**INFORMATION SUPPLIED**.
===============
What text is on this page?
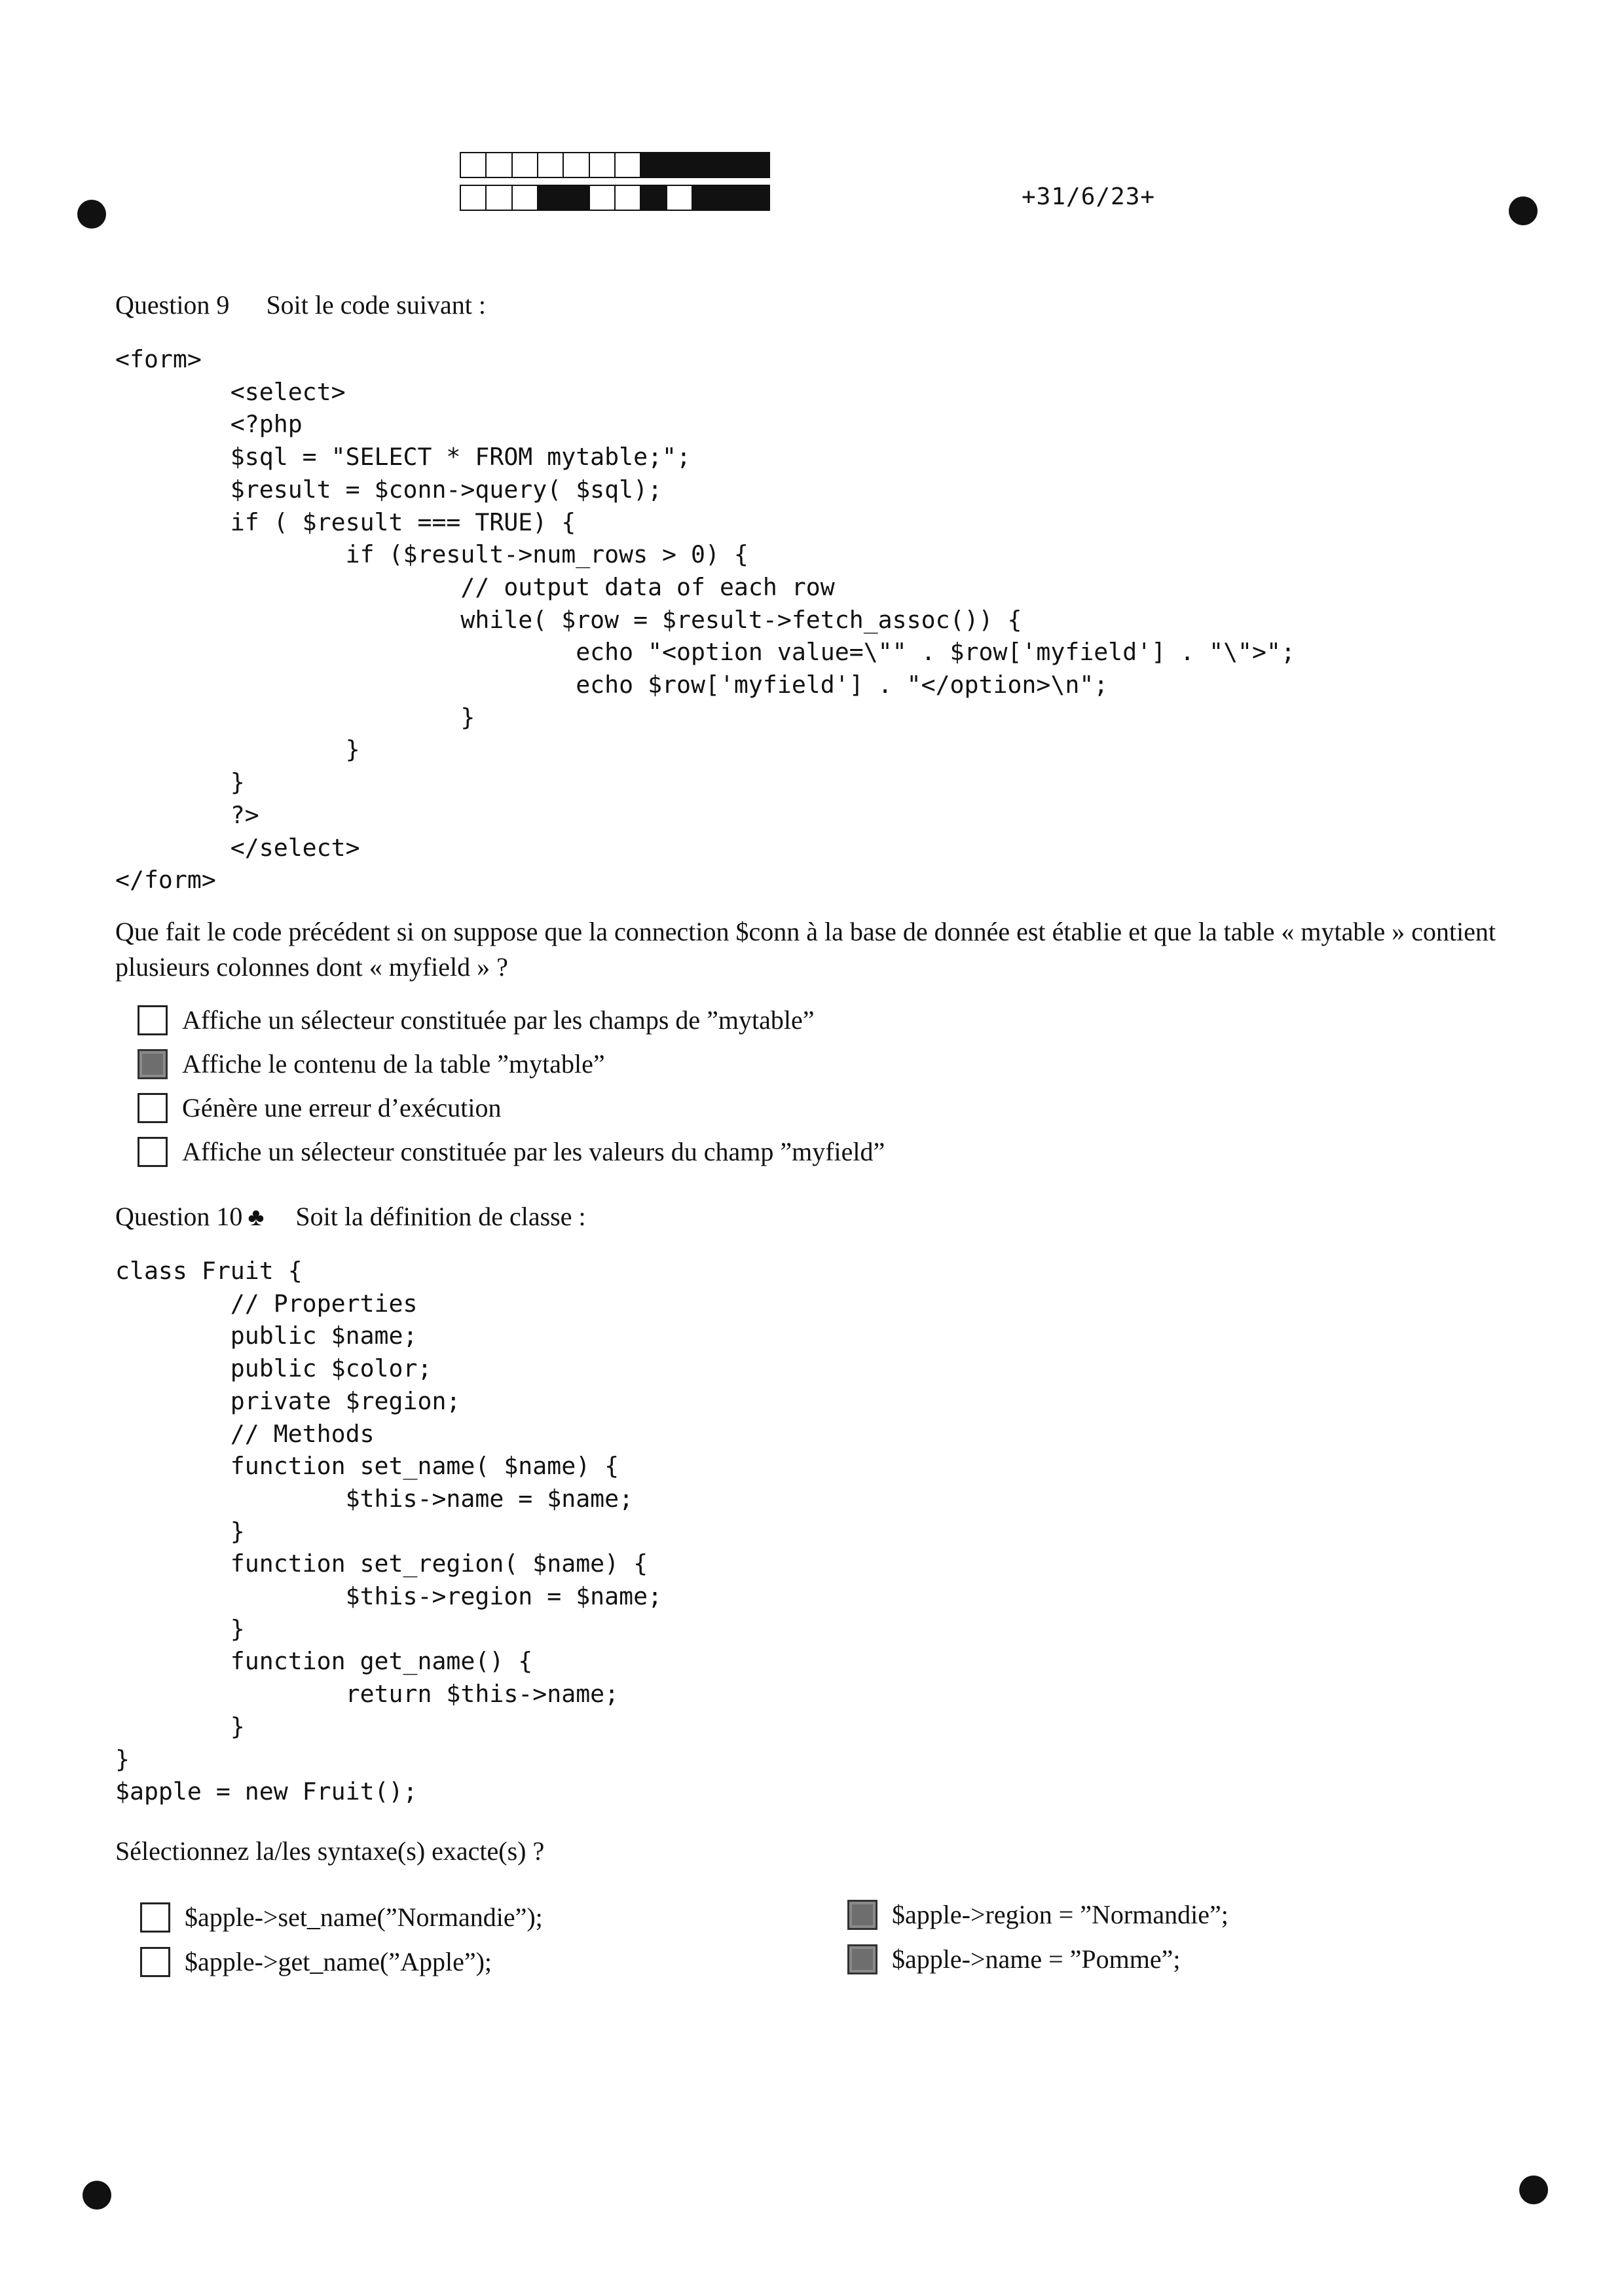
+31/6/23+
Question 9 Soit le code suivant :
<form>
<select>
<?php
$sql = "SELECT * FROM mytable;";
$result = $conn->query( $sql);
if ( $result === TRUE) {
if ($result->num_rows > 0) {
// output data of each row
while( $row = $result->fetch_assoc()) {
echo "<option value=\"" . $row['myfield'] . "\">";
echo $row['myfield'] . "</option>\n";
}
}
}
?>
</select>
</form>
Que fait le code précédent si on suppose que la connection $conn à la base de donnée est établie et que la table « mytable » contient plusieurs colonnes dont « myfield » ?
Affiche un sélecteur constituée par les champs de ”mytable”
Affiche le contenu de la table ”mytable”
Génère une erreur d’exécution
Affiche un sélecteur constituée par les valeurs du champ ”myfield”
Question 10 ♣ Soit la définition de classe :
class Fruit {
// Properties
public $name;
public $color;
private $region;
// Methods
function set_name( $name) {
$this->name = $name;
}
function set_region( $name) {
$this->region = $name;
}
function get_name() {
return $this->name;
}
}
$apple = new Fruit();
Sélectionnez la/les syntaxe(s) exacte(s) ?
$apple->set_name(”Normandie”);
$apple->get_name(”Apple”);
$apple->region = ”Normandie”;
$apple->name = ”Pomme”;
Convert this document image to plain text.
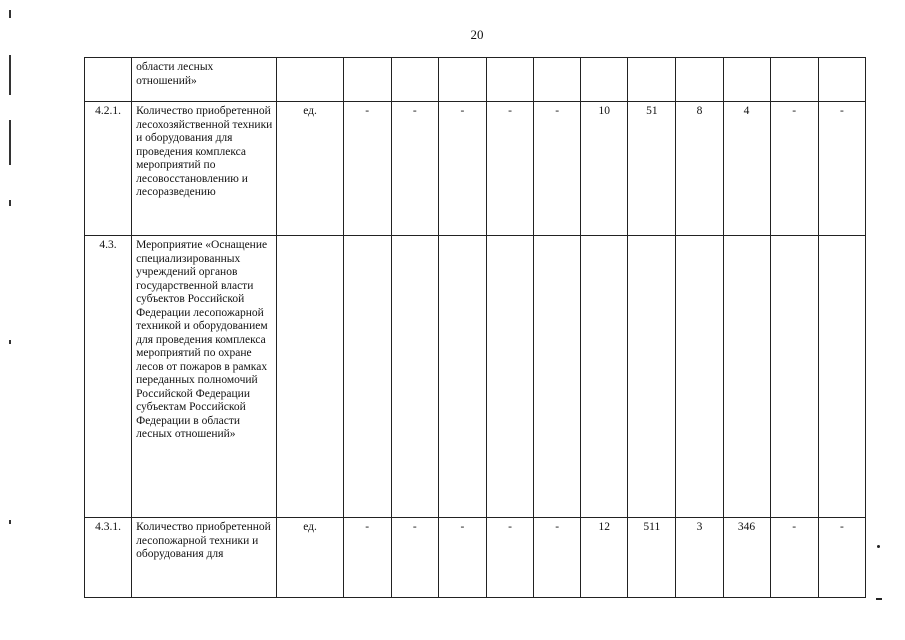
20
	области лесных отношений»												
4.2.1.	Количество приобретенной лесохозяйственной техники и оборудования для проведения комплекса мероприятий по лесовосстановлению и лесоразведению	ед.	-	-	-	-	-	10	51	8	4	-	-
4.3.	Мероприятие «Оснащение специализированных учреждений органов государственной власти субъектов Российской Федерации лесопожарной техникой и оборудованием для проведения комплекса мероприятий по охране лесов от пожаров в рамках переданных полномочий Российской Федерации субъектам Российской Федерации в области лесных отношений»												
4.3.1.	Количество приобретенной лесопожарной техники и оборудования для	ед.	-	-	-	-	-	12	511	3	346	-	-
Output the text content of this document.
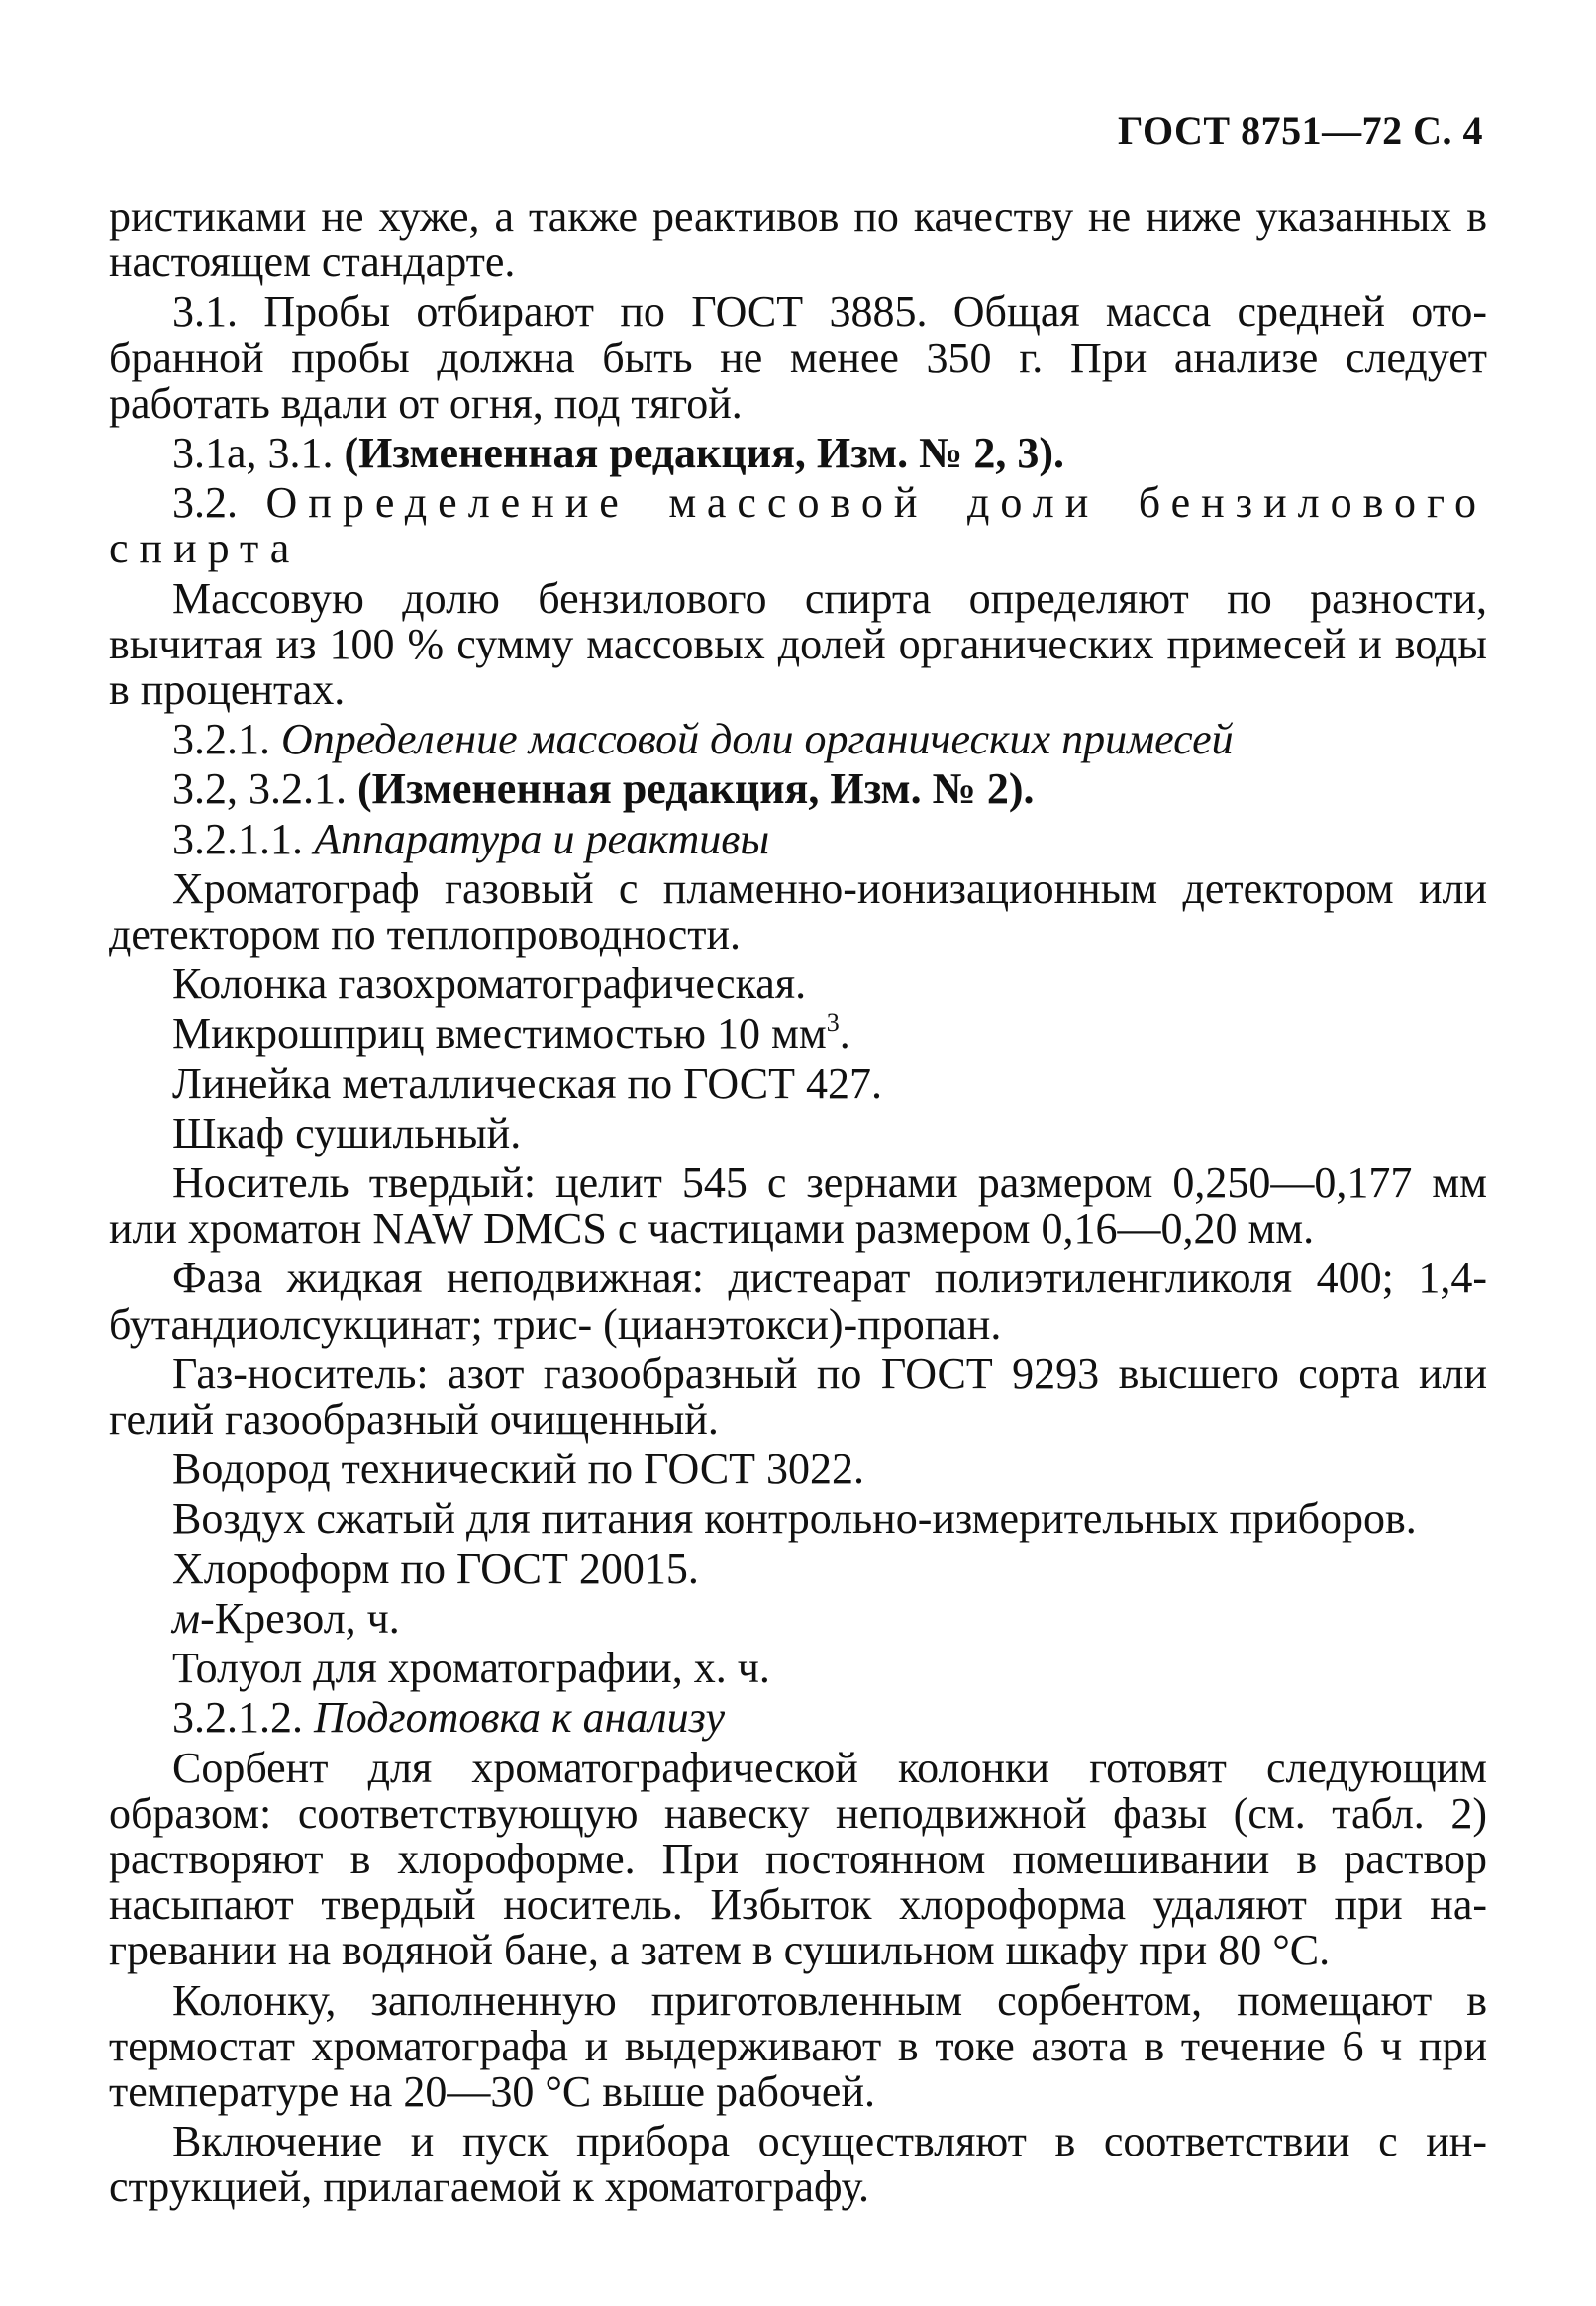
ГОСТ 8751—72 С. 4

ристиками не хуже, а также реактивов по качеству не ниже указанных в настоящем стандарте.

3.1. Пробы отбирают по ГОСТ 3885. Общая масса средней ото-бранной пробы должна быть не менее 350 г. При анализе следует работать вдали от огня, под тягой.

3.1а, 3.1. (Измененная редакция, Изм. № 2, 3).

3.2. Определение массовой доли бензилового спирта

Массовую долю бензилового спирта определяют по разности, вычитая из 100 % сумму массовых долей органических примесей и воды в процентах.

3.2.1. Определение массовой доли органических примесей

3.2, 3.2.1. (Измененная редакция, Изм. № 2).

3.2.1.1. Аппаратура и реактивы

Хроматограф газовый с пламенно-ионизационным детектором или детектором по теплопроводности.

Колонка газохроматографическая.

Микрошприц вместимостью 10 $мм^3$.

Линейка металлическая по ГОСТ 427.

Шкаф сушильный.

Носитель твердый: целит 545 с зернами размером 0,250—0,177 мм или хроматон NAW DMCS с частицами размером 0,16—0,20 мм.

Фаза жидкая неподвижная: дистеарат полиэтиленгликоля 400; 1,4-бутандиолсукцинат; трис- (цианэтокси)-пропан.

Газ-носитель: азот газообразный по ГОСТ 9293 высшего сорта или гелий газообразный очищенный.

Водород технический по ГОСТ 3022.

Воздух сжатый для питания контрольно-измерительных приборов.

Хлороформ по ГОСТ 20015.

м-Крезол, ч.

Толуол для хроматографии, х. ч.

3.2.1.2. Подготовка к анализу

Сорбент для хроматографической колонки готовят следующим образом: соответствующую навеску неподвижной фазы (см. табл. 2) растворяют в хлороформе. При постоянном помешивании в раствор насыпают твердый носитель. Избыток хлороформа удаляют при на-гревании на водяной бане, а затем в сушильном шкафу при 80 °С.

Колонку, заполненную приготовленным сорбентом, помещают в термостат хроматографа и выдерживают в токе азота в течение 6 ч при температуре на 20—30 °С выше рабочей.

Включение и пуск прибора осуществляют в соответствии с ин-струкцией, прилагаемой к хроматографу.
===============
**EXERCISE**.
Transcribe the listing above verbatim. Omit the pictures.

**ANSWER FOR THE TASK**.
What text is on this page?
+31/6/23+
Question 9 Soit le code suivant :
<form>
<select>
<?php
$sql = "SELECT * FROM mytable;";
$result = $conn->query( $sql);
if ( $result === TRUE) {
if ($result->num_rows > 0) {
// output data of each row
while( $row = $result->fetch_assoc()) {
echo "<option value=\"" . $row['myfield'] . "\">";
echo $row['myfield'] . "</option>\n";
}
}
}
?>
</select>
</form>
Que fait le code précédent si on suppose que la connection $conn à la base de donnée est établie et que la table « mytable » contient plusieurs colonnes dont « myfield » ?
Affiche un sélecteur constituée par les champs de ”mytable”
Affiche le contenu de la table ”mytable”
Génère une erreur d’exécution
Affiche un sélecteur constituée par les valeurs du champ ”myfield”
Question 10 ♣ Soit la définition de classe :
class Fruit {
// Properties
public $name;
public $color;
private $region;
// Methods
function set_name( $name) {
$this->name = $name;
}
function set_region( $name) {
$this->region = $name;
}
function get_name() {
return $this->name;
}
}
$apple = new Fruit();
Sélectionnez la/les syntaxe(s) exacte(s) ?
$apple->set_name(”Normandie”);
$apple->get_name(”Apple”);
$apple->region = ”Normandie”;
$apple->name = ”Pomme”;
Convert this document image to plain text.
20
	области лесных отношений»												
4.2.1.	Количество приобретенной лесохозяйственной техники и оборудования для проведения комплекса мероприятий по лесовосстановлению и лесоразведению	ед.	-	-	-	-	-	10	51	8	4	-	-
4.3.	Мероприятие «Оснащение специализированных учреждений органов государственной власти субъектов Российской Федерации лесопожарной техникой и оборудованием для проведения комплекса мероприятий по охране лесов от пожаров в рамках переданных полномочий Российской Федерации субъектам Российской Федерации в области лесных отношений»												
4.3.1.	Количество приобретенной лесопожарной техники и оборудования для	ед.	-	-	-	-	-	12	511	3	346	-	-
Output the text content of this document.
ГОСТ 8751—72 С. 4

ристиками не хуже, а также реактивов по качеству не ниже указанных в настоящем стандарте.

3.1. Пробы отбирают по ГОСТ 3885. Общая масса средней ото-бранной пробы должна быть не менее 350 г. При анализе следует работать вдали от огня, под тягой.

3.1а, 3.1. (Измененная редакция, Изм. № 2, 3).

3.2. Определение массовой доли бензилового спирта

Массовую долю бензилового спирта определяют по разности, вычитая из 100 % сумму массовых долей органических примесей и воды в процентах.

3.2.1. Определение массовой доли органических примесей

3.2, 3.2.1. (Измененная редакция, Изм. № 2).

3.2.1.1. Аппаратура и реактивы

Хроматограф газовый с пламенно-ионизационным детектором или детектором по теплопроводности.

Колонка газохроматографическая.

Микрошприц вместимостью 10 $мм^3$.

Линейка металлическая по ГОСТ 427.

Шкаф сушильный.

Носитель твердый: целит 545 с зернами размером 0,250—0,177 мм или хроматон NAW DMCS с частицами размером 0,16—0,20 мм.

Фаза жидкая неподвижная: дистеарат полиэтиленгликоля 400; 1,4-бутандиолсукцинат; трис- (цианэтокси)-пропан.

Газ-носитель: азот газообразный по ГОСТ 9293 высшего сорта или гелий газообразный очищенный.

Водород технический по ГОСТ 3022.

Воздух сжатый для питания контрольно-измерительных приборов.

Хлороформ по ГОСТ 20015.

м-Крезол, ч.

Толуол для хроматографии, х. ч.

3.2.1.2. Подготовка к анализу

Сорбент для хроматографической колонки готовят следующим образом: соответствующую навеску неподвижной фазы (см. табл. 2) растворяют в хлороформе. При постоянном помешивании в раствор насыпают твердый носитель. Избыток хлороформа удаляют при на-гревании на водяной бане, а затем в сушильном шкафу при 80 °С.

Колонку, заполненную приготовленным сорбентом, помещают в термостат хроматографа и выдерживают в токе азота в течение 6 ч при температуре на 20—30 °С выше рабочей.

Включение и пуск прибора осуществляют в соответствии с ин-струкцией, прилагаемой к хроматографу.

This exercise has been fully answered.